Job
Repeat every record below exactly, leaving out the pictures.

+++ Data for this exercise

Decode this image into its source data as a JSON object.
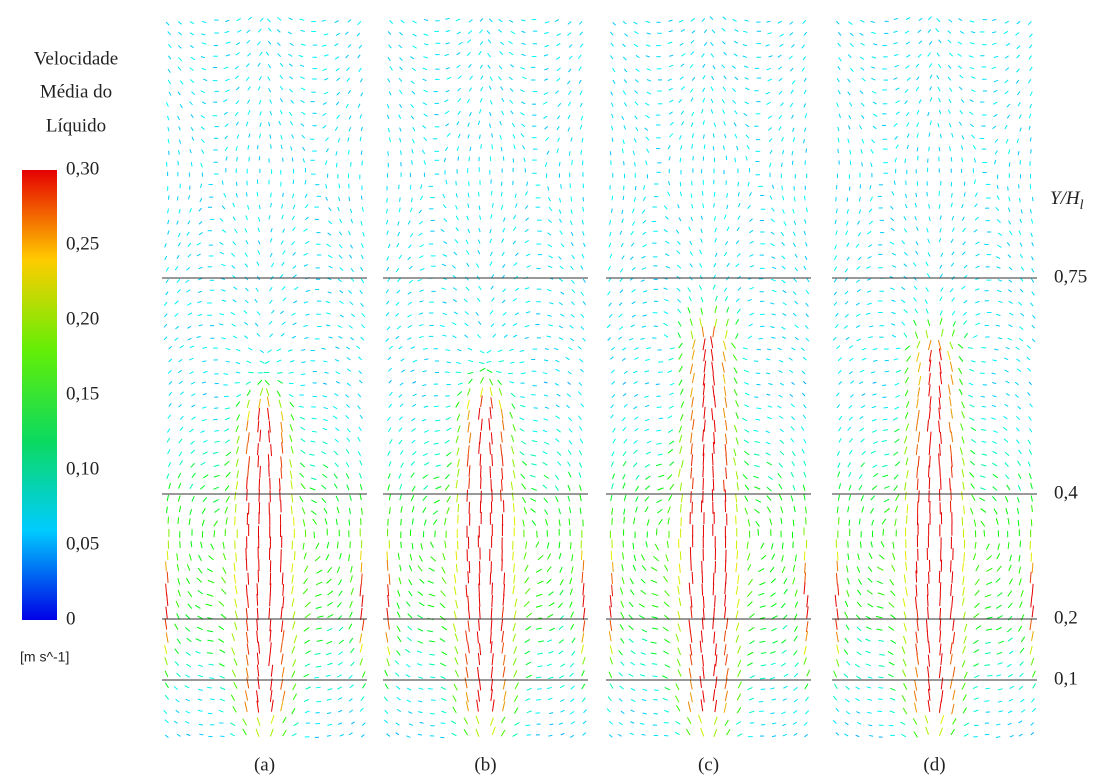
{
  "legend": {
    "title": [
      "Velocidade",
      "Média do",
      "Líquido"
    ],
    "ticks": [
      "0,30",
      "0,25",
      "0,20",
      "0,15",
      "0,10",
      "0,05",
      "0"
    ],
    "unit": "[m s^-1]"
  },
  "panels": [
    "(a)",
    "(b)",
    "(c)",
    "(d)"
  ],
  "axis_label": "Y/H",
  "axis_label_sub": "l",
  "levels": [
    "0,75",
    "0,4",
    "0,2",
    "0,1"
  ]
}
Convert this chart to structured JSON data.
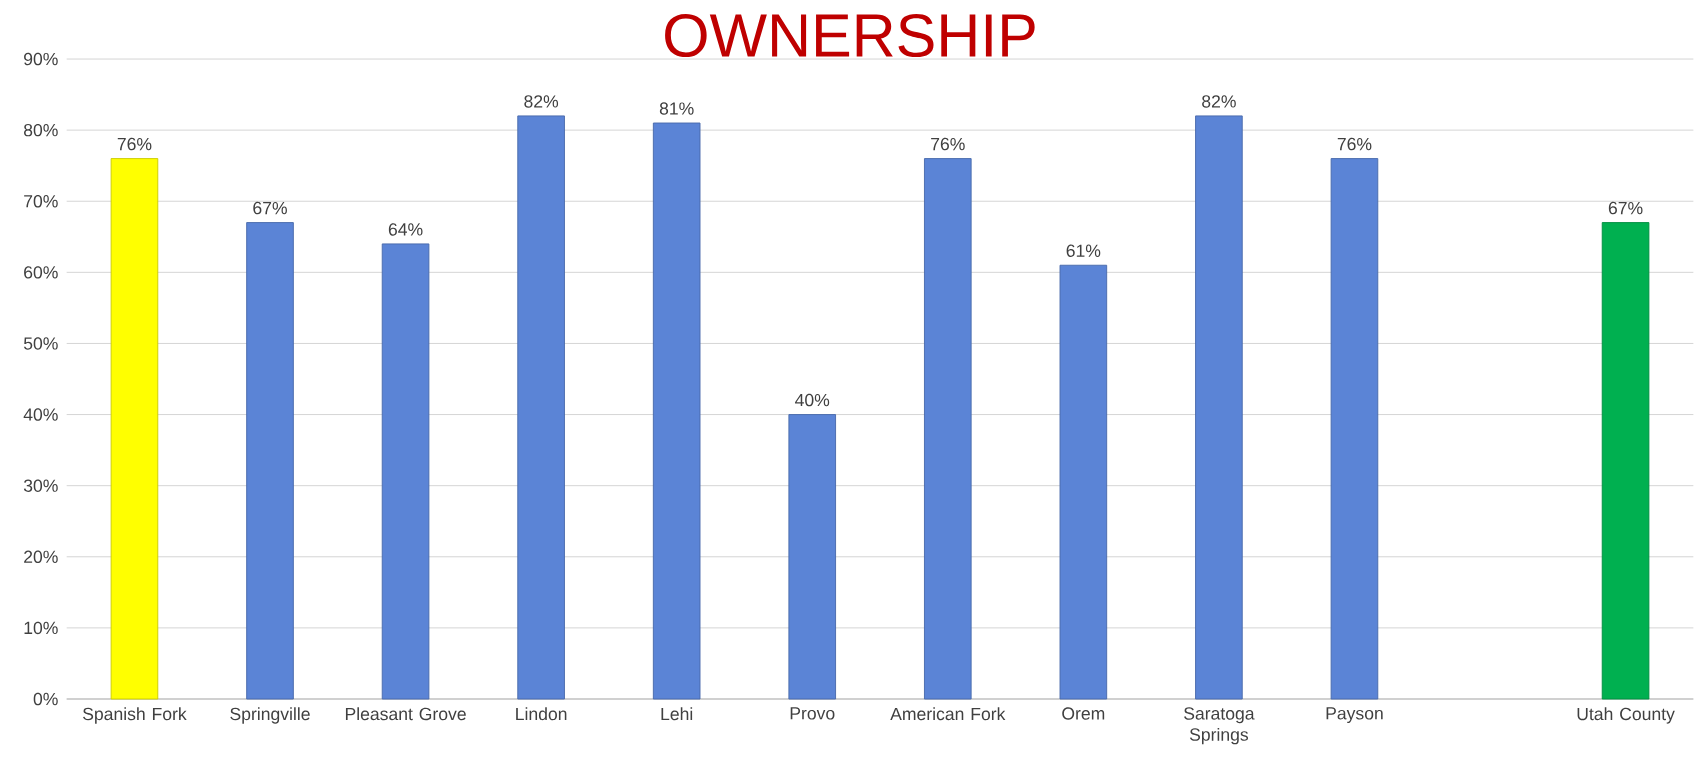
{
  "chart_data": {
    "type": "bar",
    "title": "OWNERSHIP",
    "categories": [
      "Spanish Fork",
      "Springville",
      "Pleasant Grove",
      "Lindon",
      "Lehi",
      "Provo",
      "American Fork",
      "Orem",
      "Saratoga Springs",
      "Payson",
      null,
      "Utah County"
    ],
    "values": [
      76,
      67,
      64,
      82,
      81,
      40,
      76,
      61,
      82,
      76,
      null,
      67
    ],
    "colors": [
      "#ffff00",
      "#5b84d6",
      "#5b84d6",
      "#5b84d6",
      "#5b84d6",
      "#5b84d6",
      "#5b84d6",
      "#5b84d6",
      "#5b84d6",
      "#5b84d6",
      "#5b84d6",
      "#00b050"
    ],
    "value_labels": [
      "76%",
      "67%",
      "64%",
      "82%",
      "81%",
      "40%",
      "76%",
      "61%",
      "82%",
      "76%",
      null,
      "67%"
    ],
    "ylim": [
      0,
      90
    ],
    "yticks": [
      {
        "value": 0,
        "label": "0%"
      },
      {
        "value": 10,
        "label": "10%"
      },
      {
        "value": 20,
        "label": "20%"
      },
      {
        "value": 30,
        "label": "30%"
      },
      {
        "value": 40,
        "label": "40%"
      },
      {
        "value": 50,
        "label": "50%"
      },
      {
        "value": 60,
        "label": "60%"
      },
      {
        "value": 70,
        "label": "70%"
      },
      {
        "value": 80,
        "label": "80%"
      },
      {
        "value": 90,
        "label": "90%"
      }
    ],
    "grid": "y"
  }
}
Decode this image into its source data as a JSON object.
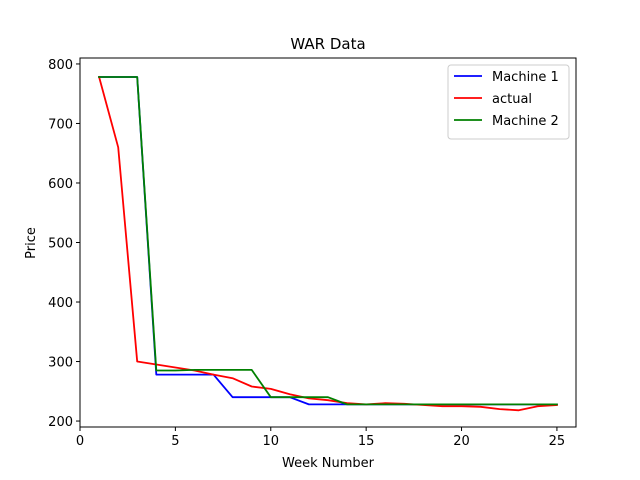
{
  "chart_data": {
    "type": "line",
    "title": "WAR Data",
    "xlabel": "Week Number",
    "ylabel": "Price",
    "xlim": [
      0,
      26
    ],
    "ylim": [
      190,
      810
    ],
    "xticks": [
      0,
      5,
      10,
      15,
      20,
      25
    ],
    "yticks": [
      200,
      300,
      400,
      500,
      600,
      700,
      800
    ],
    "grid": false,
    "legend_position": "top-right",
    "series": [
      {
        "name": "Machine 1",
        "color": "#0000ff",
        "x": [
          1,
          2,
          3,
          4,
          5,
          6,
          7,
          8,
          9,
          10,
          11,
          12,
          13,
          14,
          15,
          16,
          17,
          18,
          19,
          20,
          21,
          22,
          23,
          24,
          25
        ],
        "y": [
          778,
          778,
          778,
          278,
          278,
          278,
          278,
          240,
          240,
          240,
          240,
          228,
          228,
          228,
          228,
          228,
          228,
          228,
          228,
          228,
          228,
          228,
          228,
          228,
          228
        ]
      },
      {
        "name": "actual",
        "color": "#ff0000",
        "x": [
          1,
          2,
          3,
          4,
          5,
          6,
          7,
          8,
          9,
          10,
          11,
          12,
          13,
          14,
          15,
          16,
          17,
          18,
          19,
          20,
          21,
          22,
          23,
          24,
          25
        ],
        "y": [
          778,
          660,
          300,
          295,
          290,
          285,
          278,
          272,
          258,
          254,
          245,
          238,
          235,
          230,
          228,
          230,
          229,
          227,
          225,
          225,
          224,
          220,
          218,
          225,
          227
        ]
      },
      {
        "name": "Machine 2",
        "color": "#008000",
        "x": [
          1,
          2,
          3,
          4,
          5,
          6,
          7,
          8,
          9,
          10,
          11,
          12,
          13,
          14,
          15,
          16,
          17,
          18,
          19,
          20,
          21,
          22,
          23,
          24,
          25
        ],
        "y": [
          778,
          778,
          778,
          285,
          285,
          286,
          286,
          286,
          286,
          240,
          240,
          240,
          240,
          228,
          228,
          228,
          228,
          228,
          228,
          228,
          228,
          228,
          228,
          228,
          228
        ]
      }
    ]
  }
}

++++++

Solution
Decode this image into its source data as a JSON object.
{
  "legend": {
    "title": [
      "Velocidade",
      "Média do",
      "Líquido"
    ],
    "ticks": [
      "0,30",
      "0,25",
      "0,20",
      "0,15",
      "0,10",
      "0,05",
      "0"
    ],
    "unit": "[m s^-1]"
  },
  "panels": [
    "(a)",
    "(b)",
    "(c)",
    "(d)"
  ],
  "axis_label": "Y/H",
  "axis_label_sub": "l",
  "levels": [
    "0,75",
    "0,4",
    "0,2",
    "0,1"
  ]
}
Convert this chart to structured JSON data.
{
  "chart_data": {
    "type": "bar",
    "title": "OWNERSHIP",
    "categories": [
      "Spanish Fork",
      "Springville",
      "Pleasant Grove",
      "Lindon",
      "Lehi",
      "Provo",
      "American Fork",
      "Orem",
      "Saratoga Springs",
      "Payson",
      null,
      "Utah County"
    ],
    "values": [
      76,
      67,
      64,
      82,
      81,
      40,
      76,
      61,
      82,
      76,
      null,
      67
    ],
    "colors": [
      "#ffff00",
      "#5b84d6",
      "#5b84d6",
      "#5b84d6",
      "#5b84d6",
      "#5b84d6",
      "#5b84d6",
      "#5b84d6",
      "#5b84d6",
      "#5b84d6",
      "#5b84d6",
      "#00b050"
    ],
    "value_labels": [
      "76%",
      "67%",
      "64%",
      "82%",
      "81%",
      "40%",
      "76%",
      "61%",
      "82%",
      "76%",
      null,
      "67%"
    ],
    "ylim": [
      0,
      90
    ],
    "yticks": [
      {
        "value": 0,
        "label": "0%"
      },
      {
        "value": 10,
        "label": "10%"
      },
      {
        "value": 20,
        "label": "20%"
      },
      {
        "value": 30,
        "label": "30%"
      },
      {
        "value": 40,
        "label": "40%"
      },
      {
        "value": 50,
        "label": "50%"
      },
      {
        "value": 60,
        "label": "60%"
      },
      {
        "value": 70,
        "label": "70%"
      },
      {
        "value": 80,
        "label": "80%"
      },
      {
        "value": 90,
        "label": "90%"
      }
    ],
    "grid": "y"
  }
}
Decode this image into its source data as a JSON object.
{
  "chart_data": {
    "type": "line",
    "title": "WAR Data",
    "xlabel": "Week Number",
    "ylabel": "Price",
    "xlim": [
      0,
      26
    ],
    "ylim": [
      190,
      810
    ],
    "xticks": [
      0,
      5,
      10,
      15,
      20,
      25
    ],
    "yticks": [
      200,
      300,
      400,
      500,
      600,
      700,
      800
    ],
    "grid": false,
    "legend_position": "top-right",
    "series": [
      {
        "name": "Machine 1",
        "color": "#0000ff",
        "x": [
          1,
          2,
          3,
          4,
          5,
          6,
          7,
          8,
          9,
          10,
          11,
          12,
          13,
          14,
          15,
          16,
          17,
          18,
          19,
          20,
          21,
          22,
          23,
          24,
          25
        ],
        "y": [
          778,
          778,
          778,
          278,
          278,
          278,
          278,
          240,
          240,
          240,
          240,
          228,
          228,
          228,
          228,
          228,
          228,
          228,
          228,
          228,
          228,
          228,
          228,
          228,
          228
        ]
      },
      {
        "name": "actual",
        "color": "#ff0000",
        "x": [
          1,
          2,
          3,
          4,
          5,
          6,
          7,
          8,
          9,
          10,
          11,
          12,
          13,
          14,
          15,
          16,
          17,
          18,
          19,
          20,
          21,
          22,
          23,
          24,
          25
        ],
        "y": [
          778,
          660,
          300,
          295,
          290,
          285,
          278,
          272,
          258,
          254,
          245,
          238,
          235,
          230,
          228,
          230,
          229,
          227,
          225,
          225,
          224,
          220,
          218,
          225,
          227
        ]
      },
      {
        "name": "Machine 2",
        "color": "#008000",
        "x": [
          1,
          2,
          3,
          4,
          5,
          6,
          7,
          8,
          9,
          10,
          11,
          12,
          13,
          14,
          15,
          16,
          17,
          18,
          19,
          20,
          21,
          22,
          23,
          24,
          25
        ],
        "y": [
          778,
          778,
          778,
          285,
          285,
          286,
          286,
          286,
          286,
          240,
          240,
          240,
          240,
          228,
          228,
          228,
          228,
          228,
          228,
          228,
          228,
          228,
          228,
          228,
          228
        ]
      }
    ]
  }
}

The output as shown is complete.